## [AVAILABLE DATA]
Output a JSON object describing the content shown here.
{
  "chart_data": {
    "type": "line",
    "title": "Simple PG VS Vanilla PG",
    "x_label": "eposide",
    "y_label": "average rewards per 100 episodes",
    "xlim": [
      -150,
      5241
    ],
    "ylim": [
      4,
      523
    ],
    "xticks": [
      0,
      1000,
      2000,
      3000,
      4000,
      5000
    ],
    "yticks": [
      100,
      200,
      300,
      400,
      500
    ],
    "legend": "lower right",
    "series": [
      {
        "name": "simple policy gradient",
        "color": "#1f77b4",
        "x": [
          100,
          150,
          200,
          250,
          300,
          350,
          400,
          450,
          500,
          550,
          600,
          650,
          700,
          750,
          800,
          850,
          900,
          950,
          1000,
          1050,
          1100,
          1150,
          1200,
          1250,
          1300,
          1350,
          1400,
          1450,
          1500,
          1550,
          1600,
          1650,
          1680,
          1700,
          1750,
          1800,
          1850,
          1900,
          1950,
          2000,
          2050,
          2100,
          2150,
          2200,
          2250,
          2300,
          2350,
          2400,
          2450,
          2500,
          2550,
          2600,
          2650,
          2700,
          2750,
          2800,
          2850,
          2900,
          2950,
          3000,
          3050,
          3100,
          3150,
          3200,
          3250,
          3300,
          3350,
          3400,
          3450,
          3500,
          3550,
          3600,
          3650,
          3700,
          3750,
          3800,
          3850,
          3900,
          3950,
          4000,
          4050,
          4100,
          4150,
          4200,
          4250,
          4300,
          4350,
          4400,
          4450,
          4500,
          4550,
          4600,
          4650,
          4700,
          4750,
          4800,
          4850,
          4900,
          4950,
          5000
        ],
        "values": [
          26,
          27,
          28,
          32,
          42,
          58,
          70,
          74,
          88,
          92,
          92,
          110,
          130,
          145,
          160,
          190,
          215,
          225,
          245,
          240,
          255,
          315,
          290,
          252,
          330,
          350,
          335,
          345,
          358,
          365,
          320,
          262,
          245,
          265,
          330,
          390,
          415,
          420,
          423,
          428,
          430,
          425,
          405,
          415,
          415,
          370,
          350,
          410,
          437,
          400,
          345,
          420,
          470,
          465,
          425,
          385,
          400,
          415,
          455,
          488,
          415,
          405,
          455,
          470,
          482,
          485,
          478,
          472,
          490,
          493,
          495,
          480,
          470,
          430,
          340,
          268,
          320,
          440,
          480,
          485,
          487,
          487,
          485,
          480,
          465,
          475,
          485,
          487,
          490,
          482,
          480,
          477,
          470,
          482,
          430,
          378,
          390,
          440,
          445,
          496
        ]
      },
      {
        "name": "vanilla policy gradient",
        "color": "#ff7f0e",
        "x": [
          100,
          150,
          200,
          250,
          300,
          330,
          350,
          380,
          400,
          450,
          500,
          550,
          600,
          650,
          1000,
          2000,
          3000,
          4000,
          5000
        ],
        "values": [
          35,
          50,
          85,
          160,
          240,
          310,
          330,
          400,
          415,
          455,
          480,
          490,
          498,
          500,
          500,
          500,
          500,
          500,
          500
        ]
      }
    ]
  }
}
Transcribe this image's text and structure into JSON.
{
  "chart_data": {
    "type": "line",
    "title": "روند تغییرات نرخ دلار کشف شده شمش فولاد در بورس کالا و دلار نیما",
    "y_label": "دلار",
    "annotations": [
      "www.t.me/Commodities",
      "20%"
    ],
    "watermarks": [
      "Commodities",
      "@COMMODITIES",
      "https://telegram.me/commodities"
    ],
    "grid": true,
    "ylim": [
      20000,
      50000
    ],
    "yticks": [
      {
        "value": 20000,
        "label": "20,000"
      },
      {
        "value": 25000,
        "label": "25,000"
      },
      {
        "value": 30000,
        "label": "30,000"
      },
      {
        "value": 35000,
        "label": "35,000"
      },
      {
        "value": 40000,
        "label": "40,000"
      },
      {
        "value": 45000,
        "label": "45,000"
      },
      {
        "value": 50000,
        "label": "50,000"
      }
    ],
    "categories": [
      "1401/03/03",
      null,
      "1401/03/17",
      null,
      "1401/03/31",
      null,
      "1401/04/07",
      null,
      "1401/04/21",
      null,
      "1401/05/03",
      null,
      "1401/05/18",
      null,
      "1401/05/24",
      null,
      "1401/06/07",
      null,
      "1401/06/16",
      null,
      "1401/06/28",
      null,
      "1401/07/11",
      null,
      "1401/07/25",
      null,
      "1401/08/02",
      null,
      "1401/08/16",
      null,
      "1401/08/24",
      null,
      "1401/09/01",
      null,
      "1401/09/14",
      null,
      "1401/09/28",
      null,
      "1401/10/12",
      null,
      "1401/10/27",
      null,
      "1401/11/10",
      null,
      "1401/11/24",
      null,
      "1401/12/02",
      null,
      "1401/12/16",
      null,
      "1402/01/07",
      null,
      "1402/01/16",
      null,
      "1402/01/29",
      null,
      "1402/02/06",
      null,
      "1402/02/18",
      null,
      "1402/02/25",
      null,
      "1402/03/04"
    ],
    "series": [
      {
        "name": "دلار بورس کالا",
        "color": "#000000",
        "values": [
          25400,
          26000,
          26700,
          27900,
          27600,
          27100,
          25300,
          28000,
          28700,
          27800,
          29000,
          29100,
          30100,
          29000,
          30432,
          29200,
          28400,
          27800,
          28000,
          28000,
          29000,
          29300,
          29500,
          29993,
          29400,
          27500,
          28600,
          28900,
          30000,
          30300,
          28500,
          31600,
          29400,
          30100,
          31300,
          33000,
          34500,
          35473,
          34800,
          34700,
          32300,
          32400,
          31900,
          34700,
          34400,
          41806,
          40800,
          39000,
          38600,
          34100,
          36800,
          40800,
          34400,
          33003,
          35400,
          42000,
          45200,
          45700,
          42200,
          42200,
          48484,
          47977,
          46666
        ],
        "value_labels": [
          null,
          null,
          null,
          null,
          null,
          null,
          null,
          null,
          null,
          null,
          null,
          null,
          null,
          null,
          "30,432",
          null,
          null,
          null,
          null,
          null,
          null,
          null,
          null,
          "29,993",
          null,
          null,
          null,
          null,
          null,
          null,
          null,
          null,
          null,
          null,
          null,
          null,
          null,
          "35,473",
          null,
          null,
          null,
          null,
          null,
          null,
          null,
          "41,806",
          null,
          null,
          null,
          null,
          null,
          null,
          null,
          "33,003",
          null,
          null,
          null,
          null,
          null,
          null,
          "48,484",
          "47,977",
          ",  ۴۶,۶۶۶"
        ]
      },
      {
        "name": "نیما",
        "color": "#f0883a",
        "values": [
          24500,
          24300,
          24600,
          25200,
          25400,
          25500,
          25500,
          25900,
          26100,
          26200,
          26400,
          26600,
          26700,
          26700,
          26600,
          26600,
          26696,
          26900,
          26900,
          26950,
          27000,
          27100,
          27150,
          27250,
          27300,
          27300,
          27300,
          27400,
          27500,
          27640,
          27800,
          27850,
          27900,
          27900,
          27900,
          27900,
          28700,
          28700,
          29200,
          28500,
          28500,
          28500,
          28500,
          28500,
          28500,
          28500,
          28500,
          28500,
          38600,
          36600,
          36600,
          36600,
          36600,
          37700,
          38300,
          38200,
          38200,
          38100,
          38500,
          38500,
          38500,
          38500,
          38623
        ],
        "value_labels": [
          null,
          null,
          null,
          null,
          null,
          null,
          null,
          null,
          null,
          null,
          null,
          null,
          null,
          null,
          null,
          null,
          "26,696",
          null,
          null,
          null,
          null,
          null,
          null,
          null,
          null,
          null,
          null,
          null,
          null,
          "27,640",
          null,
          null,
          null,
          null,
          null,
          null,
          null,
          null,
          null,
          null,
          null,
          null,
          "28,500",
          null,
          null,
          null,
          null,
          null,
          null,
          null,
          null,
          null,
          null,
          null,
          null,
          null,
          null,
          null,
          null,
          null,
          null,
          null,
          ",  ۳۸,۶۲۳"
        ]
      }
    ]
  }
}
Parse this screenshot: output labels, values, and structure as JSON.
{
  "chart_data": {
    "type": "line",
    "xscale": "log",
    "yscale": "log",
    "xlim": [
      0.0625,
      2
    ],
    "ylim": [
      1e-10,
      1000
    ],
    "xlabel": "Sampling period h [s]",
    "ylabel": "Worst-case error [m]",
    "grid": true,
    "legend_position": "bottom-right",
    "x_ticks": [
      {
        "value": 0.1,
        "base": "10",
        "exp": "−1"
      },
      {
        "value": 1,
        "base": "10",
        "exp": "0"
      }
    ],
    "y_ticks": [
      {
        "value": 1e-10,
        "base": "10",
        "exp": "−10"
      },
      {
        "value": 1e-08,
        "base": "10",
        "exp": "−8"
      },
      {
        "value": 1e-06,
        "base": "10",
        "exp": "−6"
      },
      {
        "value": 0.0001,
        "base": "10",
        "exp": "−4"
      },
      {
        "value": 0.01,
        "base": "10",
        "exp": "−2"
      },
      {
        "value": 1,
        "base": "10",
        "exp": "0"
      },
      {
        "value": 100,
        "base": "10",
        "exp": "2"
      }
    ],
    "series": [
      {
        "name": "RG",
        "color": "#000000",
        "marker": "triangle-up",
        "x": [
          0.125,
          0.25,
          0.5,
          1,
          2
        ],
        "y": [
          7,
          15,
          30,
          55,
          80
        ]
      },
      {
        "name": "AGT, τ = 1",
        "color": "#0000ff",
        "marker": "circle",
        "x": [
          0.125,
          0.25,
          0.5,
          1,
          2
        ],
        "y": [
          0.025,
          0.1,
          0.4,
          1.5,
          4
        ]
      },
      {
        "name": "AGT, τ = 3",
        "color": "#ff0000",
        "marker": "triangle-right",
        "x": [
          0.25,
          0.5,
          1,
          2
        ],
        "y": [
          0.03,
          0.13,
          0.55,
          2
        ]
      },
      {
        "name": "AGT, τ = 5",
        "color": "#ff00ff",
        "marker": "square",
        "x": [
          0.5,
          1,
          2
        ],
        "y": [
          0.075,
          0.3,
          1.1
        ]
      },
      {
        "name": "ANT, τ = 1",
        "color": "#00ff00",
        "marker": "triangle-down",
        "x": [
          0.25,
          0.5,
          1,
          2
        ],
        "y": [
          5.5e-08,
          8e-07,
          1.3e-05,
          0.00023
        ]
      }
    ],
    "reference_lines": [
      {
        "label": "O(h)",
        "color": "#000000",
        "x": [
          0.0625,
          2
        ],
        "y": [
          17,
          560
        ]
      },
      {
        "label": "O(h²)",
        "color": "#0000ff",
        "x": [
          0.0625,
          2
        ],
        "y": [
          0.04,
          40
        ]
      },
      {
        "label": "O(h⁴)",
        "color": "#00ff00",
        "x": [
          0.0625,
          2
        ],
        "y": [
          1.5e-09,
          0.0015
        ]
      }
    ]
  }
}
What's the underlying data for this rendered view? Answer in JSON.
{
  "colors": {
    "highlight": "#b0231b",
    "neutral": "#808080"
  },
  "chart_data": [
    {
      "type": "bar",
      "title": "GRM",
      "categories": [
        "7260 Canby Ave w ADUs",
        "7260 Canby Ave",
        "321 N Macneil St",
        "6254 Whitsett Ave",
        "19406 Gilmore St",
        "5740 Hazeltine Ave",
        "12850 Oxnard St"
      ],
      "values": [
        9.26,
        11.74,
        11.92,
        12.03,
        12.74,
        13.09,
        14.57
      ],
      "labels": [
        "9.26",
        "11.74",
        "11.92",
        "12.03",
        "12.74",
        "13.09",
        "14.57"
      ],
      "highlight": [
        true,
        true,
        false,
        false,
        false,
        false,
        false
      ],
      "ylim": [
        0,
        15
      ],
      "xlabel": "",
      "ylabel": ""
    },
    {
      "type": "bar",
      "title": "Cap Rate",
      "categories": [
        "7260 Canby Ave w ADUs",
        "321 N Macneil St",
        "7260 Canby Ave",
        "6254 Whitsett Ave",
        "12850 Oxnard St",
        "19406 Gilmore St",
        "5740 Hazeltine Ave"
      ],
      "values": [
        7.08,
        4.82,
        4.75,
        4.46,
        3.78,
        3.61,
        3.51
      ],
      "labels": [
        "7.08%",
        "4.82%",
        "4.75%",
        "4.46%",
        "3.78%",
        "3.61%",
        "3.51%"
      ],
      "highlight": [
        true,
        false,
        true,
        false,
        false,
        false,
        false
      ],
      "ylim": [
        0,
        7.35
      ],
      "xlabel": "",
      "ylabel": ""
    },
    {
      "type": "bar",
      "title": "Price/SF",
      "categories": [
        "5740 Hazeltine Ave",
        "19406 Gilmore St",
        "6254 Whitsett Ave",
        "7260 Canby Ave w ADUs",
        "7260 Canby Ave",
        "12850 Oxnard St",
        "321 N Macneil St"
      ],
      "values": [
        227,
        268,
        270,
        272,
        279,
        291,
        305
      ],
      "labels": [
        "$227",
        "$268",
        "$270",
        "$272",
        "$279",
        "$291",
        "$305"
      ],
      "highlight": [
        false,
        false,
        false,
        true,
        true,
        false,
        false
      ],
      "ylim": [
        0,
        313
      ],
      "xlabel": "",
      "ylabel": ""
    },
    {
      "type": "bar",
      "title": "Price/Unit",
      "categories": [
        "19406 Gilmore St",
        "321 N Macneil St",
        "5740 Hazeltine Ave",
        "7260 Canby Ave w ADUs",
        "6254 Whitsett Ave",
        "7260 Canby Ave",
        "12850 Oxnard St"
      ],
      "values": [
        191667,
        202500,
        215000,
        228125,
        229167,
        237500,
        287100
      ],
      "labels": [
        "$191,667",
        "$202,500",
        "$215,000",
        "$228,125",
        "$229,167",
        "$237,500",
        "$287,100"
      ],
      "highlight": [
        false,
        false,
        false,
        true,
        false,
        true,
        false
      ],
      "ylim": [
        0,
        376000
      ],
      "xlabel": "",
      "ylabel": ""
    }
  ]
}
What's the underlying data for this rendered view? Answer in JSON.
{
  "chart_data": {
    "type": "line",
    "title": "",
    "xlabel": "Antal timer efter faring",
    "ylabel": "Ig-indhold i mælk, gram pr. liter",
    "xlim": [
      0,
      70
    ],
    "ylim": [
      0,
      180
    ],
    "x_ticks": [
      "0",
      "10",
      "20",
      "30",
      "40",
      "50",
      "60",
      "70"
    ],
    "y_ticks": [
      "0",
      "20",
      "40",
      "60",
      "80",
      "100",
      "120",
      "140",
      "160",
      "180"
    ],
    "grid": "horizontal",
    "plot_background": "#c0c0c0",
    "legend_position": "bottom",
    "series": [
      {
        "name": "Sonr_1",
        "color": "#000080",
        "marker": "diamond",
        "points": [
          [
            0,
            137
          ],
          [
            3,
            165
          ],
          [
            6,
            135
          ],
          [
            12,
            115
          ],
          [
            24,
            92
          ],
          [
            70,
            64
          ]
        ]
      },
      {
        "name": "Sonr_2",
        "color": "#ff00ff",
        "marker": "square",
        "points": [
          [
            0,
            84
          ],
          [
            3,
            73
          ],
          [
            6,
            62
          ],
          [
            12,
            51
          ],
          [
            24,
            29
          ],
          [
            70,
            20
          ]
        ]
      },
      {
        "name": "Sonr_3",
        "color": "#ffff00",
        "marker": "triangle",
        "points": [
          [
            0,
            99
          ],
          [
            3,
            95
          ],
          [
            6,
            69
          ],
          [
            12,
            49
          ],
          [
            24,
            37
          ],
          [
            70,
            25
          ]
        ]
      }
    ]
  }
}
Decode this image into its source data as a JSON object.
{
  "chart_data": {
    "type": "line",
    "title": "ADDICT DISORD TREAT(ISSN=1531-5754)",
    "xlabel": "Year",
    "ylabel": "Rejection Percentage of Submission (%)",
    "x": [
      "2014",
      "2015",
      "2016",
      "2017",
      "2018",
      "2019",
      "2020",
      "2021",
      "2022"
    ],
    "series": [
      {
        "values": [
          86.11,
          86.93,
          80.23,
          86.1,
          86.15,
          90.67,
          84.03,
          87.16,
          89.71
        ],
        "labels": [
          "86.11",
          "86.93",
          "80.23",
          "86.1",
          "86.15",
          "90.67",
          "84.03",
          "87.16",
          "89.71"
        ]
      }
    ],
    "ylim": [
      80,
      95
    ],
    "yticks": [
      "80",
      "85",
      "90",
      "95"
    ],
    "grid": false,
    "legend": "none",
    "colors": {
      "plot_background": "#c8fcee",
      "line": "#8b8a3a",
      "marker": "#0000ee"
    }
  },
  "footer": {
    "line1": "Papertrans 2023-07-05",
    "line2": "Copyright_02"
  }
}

## [INSTRUCTIONS TO FOLLOW]
For each line in the data above that contains the string "کالا", extract the line.

## [FULL ANSWER]
    "title": "روند تغییرات نرخ دلار کشف شده شمش فولاد در بورس کالا و دلار نیما",
        "name": "دلار بورس کالا",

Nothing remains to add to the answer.